**Set task:** From the listing below, pick out every line that contains the word "category" and copy each one.

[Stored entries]
★ ★ ★ ★ ★ ★ ★

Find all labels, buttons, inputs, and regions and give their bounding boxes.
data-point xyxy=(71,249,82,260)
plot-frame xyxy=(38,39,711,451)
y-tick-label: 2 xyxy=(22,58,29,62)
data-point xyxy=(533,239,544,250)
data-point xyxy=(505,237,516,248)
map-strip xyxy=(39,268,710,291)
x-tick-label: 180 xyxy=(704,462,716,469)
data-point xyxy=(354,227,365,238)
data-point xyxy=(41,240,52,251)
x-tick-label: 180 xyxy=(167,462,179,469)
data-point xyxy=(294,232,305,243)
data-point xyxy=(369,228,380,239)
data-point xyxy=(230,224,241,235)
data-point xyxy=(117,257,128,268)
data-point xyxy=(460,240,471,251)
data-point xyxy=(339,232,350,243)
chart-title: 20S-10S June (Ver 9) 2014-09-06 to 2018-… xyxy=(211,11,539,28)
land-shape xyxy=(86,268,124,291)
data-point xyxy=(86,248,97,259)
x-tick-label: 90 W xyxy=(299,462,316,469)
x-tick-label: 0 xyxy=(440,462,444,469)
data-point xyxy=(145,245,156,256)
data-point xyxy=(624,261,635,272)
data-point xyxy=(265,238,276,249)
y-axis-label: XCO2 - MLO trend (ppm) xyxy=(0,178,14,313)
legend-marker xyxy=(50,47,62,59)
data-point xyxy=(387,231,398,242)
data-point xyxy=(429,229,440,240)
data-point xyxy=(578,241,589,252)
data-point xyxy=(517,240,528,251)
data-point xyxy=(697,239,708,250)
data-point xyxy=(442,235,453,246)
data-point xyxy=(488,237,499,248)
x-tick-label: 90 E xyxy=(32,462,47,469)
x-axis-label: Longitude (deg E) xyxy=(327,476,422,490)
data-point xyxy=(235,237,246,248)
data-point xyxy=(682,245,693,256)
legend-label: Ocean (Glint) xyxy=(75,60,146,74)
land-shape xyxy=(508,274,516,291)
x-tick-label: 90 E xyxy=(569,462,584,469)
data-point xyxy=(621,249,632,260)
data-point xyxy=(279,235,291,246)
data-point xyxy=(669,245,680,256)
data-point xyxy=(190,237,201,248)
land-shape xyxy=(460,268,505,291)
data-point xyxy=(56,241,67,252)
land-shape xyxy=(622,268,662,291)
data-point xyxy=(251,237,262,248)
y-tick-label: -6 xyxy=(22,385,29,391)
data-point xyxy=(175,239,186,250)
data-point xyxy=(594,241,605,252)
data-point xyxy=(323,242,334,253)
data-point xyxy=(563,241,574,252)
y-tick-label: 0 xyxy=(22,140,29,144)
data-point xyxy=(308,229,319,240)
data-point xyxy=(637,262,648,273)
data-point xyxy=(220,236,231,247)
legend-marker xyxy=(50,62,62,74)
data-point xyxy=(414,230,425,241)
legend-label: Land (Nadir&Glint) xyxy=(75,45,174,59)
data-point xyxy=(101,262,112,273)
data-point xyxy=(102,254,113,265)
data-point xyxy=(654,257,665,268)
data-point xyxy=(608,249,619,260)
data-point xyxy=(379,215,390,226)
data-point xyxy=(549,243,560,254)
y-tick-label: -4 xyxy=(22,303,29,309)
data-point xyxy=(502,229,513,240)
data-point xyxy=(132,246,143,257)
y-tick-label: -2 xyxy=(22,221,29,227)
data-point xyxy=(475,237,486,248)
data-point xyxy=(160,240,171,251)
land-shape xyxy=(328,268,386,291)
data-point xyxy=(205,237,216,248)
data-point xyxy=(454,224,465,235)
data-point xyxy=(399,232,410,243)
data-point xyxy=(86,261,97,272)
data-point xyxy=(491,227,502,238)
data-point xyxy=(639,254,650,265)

★ ★ ★ ★ ★ ★ ★

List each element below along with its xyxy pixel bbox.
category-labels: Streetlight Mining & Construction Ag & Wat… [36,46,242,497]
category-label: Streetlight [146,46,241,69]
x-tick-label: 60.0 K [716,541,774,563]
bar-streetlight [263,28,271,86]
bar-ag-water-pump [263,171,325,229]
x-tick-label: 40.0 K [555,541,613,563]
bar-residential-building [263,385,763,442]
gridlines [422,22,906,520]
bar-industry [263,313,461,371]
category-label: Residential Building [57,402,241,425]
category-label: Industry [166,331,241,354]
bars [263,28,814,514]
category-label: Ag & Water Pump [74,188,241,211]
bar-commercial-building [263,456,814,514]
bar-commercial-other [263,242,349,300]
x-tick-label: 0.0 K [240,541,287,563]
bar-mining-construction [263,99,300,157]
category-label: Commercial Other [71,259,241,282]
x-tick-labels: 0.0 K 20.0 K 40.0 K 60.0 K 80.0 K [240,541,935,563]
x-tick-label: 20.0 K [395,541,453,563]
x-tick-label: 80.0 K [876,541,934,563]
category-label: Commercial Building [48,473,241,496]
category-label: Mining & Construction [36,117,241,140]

★ ★ ★ ★ ★ ★ ★

**Full response:**
category-labels: Streetlight Mining & Construction Ag & Wat… [36,46,242,497]
category-label: Streetlight [146,46,241,69]
category-label: Residential Building [57,402,241,425]
category-label: Industry [166,331,241,354]
category-label: Ag & Water Pump [74,188,241,211]
category-label: Commercial Other [71,259,241,282]
category-label: Commercial Building [48,473,241,496]
category-label: Mining & Construction [36,117,241,140]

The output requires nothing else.